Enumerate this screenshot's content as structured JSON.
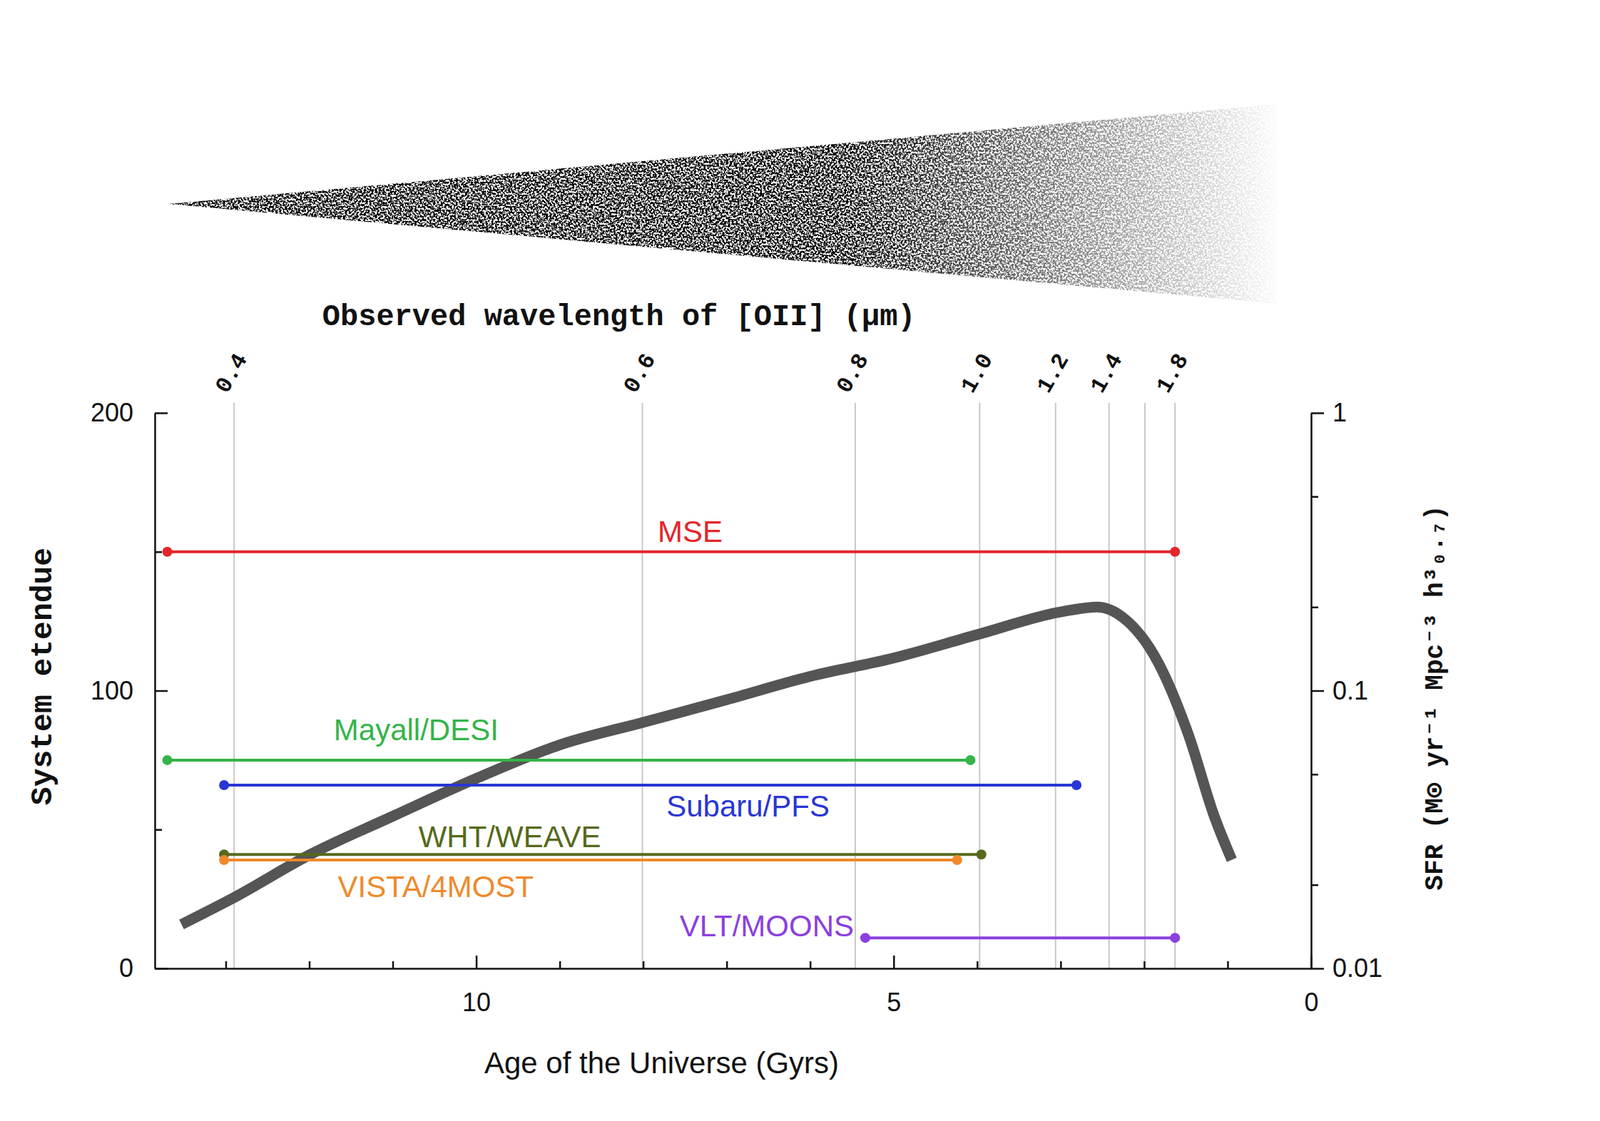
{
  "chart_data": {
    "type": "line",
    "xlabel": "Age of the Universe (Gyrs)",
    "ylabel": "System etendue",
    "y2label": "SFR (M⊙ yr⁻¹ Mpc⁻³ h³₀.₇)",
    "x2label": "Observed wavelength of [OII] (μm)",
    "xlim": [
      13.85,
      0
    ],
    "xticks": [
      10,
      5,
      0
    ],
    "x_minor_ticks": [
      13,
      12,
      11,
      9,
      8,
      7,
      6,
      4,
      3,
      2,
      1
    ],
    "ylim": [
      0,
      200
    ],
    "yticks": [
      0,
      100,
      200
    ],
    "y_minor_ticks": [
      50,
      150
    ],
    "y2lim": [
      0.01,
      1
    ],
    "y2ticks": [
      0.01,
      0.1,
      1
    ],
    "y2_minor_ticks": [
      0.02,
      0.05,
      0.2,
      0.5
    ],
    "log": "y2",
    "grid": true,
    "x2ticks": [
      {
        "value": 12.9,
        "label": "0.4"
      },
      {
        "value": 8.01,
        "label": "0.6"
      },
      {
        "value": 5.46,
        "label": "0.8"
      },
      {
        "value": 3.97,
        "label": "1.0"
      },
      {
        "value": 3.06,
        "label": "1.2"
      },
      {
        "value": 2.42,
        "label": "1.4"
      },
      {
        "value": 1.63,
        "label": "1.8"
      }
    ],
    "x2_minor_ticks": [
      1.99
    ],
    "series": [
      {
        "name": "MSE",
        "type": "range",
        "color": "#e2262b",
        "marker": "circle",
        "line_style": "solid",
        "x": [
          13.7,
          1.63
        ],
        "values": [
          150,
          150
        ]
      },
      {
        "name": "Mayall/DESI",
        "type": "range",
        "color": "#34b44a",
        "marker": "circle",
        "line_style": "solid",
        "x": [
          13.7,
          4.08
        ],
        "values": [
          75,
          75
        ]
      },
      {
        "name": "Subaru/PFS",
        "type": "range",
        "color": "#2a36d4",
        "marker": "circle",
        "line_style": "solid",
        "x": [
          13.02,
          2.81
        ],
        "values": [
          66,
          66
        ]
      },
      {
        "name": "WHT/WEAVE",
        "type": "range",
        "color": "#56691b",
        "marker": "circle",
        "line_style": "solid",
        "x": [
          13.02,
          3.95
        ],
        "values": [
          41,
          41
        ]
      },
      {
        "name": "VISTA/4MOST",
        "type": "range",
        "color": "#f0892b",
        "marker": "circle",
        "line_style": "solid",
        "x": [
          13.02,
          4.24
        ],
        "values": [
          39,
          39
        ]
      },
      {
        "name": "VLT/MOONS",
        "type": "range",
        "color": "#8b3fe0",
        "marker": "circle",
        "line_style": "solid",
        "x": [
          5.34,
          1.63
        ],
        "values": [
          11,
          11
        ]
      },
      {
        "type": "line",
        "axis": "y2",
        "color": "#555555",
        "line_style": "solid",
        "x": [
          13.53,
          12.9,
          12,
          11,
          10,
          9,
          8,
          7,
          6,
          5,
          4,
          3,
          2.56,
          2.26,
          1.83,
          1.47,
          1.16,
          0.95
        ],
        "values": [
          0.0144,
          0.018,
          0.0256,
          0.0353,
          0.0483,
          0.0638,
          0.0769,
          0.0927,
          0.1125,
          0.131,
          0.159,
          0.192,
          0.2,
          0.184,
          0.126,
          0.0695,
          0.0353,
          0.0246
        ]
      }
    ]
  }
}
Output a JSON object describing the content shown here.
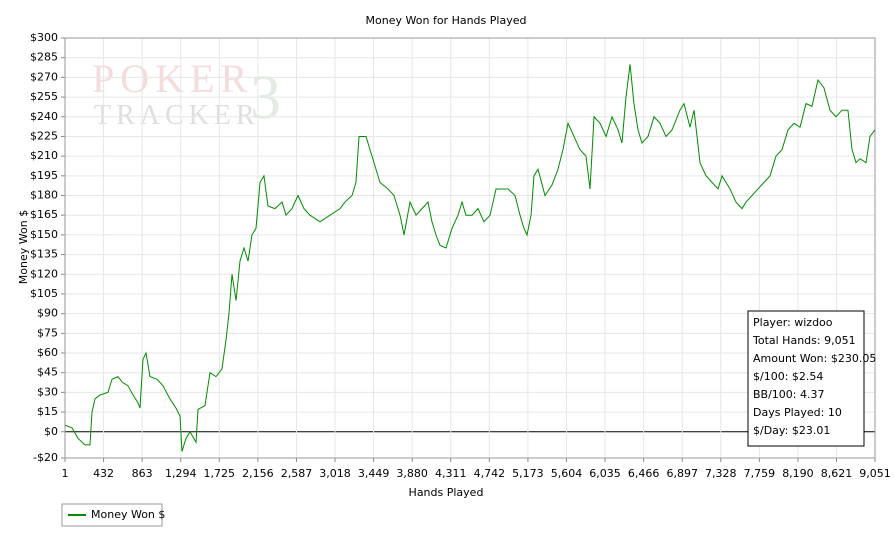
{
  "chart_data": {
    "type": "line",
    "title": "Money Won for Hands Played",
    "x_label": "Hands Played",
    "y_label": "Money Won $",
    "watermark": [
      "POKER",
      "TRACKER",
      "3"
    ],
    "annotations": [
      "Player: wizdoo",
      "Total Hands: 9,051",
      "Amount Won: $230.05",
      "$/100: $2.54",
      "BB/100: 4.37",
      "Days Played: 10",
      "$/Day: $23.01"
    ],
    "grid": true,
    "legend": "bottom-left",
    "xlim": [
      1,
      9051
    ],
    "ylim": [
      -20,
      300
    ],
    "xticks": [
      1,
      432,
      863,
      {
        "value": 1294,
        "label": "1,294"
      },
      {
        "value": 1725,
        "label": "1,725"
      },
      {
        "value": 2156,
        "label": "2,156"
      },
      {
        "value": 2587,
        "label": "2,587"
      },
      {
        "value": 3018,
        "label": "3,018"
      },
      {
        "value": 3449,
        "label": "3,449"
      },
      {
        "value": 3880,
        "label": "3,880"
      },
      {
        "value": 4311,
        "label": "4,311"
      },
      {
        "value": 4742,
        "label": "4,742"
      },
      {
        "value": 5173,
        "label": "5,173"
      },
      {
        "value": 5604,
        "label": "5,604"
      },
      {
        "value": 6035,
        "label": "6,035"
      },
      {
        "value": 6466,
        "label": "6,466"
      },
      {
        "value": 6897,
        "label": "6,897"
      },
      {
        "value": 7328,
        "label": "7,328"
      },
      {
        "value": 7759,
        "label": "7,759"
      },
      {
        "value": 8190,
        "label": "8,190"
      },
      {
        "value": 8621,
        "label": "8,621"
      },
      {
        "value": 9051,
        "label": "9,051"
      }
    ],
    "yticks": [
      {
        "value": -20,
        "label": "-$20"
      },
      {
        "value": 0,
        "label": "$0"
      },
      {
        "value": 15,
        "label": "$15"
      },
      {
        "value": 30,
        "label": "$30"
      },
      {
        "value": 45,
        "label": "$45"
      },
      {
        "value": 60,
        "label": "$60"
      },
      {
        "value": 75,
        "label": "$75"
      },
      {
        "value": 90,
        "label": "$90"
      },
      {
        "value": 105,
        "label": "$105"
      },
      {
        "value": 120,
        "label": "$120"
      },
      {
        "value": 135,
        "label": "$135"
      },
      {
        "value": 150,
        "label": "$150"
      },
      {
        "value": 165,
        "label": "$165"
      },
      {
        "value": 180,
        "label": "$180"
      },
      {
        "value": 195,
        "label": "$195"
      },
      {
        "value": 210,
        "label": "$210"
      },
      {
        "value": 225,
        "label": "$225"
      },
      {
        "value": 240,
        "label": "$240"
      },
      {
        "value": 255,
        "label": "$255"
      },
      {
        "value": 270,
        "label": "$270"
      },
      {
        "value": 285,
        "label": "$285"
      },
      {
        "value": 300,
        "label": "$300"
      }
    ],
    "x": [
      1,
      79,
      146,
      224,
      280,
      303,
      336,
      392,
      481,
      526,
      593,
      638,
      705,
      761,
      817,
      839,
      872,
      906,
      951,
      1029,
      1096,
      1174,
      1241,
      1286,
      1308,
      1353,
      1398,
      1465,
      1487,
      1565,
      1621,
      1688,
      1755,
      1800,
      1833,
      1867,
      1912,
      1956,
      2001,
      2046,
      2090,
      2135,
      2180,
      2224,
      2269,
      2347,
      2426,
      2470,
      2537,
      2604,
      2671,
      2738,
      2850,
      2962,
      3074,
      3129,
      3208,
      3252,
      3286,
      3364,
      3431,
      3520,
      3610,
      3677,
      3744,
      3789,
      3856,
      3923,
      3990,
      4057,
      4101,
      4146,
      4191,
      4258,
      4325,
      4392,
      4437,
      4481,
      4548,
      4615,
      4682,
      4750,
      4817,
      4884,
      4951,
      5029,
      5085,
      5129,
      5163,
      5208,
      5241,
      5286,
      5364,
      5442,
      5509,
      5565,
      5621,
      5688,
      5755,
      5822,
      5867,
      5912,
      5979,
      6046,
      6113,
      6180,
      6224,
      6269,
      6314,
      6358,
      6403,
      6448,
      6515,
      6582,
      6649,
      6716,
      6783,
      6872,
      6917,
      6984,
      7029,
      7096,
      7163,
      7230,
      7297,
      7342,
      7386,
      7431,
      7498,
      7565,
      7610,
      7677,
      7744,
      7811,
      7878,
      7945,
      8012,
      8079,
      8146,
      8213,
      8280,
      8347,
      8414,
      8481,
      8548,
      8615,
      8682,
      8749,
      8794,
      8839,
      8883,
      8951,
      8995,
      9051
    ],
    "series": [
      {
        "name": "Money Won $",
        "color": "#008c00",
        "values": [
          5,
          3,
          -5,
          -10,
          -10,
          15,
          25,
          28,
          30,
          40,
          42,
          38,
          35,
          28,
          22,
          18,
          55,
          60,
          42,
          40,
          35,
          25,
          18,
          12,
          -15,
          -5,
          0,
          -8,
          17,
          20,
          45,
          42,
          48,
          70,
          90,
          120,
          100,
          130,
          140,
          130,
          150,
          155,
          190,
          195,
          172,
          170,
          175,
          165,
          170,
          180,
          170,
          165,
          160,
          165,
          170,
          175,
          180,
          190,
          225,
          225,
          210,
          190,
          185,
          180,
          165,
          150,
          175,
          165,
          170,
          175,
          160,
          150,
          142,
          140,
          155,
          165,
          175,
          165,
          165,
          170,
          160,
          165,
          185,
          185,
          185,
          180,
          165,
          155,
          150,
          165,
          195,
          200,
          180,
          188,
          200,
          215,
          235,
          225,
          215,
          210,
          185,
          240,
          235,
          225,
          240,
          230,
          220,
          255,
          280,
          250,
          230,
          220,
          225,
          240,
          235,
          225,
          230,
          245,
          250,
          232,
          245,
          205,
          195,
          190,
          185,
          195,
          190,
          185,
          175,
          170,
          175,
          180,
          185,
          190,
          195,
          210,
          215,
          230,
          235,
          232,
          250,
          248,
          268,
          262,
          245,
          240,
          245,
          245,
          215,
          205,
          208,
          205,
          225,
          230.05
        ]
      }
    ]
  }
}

────────

# Task directions:
Search the data for "Hands" and list every line in which it occurs.

# Exercise result:
    "title": "Money Won for Hands Played",
    "x_label": "Hands Played",
      "Total Hands: 9,051",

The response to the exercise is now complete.